Make an exact copy of all the entries, with the pictures left out.

— Dataset entries —
--------------------
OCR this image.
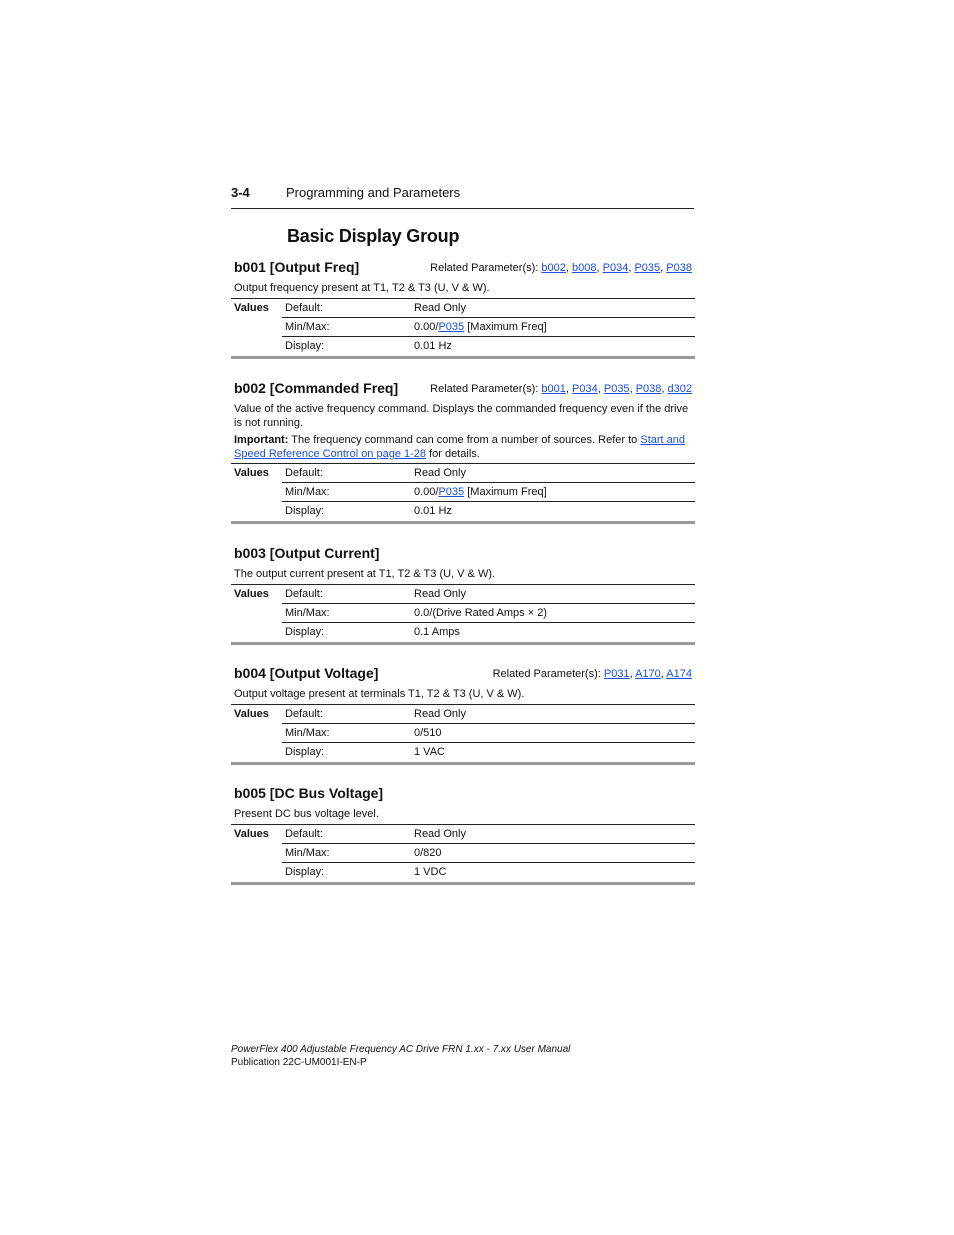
3-4	Programming and Parameters
Basic Display Group
b001 [Output Freq]	Related Parameter(s): b002, b008, P034, P035, P038

Output frequency present at T1, T2 & T3 (U, V & W).

Values Default:	Read Only
Min/Max:	0.00/P035 [Maximum Freq]
Display:	0.01 Hz
b002 [Commanded Freq]	Related Parameter(s): b001, P034, P035, P038, d302

Value of the active frequency command. Displays the commanded frequency even if the drive is not running.

Important: The frequency command can come from a number of sources. Refer to Start and Speed Reference Control on page 1-28 for details.

Values Default:	Read Only
Min/Max:	0.00/P035 [Maximum Freq]
Display:	0.01 Hz
b003 [Output Current]

The output current present at T1, T2 & T3 (U, V & W).

Values Default:	Read Only
Min/Max:	0.0/(Drive Rated Amps × 2)
Display:	0.1 Amps
b004 [Output Voltage]	Related Parameter(s): P031, A170, A174

Output voltage present at terminals T1, T2 & T3 (U, V & W).

Values Default:	Read Only
Min/Max:	0/510
Display:	1 VAC
b005 [DC Bus Voltage]

Present DC bus voltage level.

Values Default:	Read Only
Min/Max:	0/820
Display:	1 VDC
PowerFlex 400 Adjustable Frequency AC Drive FRN 1.xx - 7.xx User Manual
Publication 22C-UM001I-EN-P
--------------------
— EXERCISE OUTPUT —
OCR this image.
3-4	Programming and Parameters
Basic Display Group
b001 [Output Freq]	Related Parameter(s): b002, b008, P034, P035, P038

Output frequency present at T1, T2 & T3 (U, V & W).

Values Default:	Read Only
Min/Max:	0.00/P035 [Maximum Freq]
Display:	0.01 Hz
b002 [Commanded Freq]	Related Parameter(s): b001, P034, P035, P038, d302

Value of the active frequency command. Displays the commanded frequency even if the drive is not running.

Important: The frequency command can come from a number of sources. Refer to Start and Speed Reference Control on page 1-28 for details.

Values Default:	Read Only
Min/Max:	0.00/P035 [Maximum Freq]
Display:	0.01 Hz
b003 [Output Current]

The output current present at T1, T2 & T3 (U, V & W).

Values Default:	Read Only
Min/Max:	0.0/(Drive Rated Amps × 2)
Display:	0.1 Amps
b004 [Output Voltage]	Related Parameter(s): P031, A170, A174

Output voltage present at terminals T1, T2 & T3 (U, V & W).

Values Default:	Read Only
Min/Max:	0/510
Display:	1 VAC
b005 [DC Bus Voltage]

Present DC bus voltage level.

Values Default:	Read Only
Min/Max:	0/820
Display:	1 VDC
PowerFlex 400 Adjustable Frequency AC Drive FRN 1.xx - 7.xx User Manual
Publication 22C-UM001I-EN-P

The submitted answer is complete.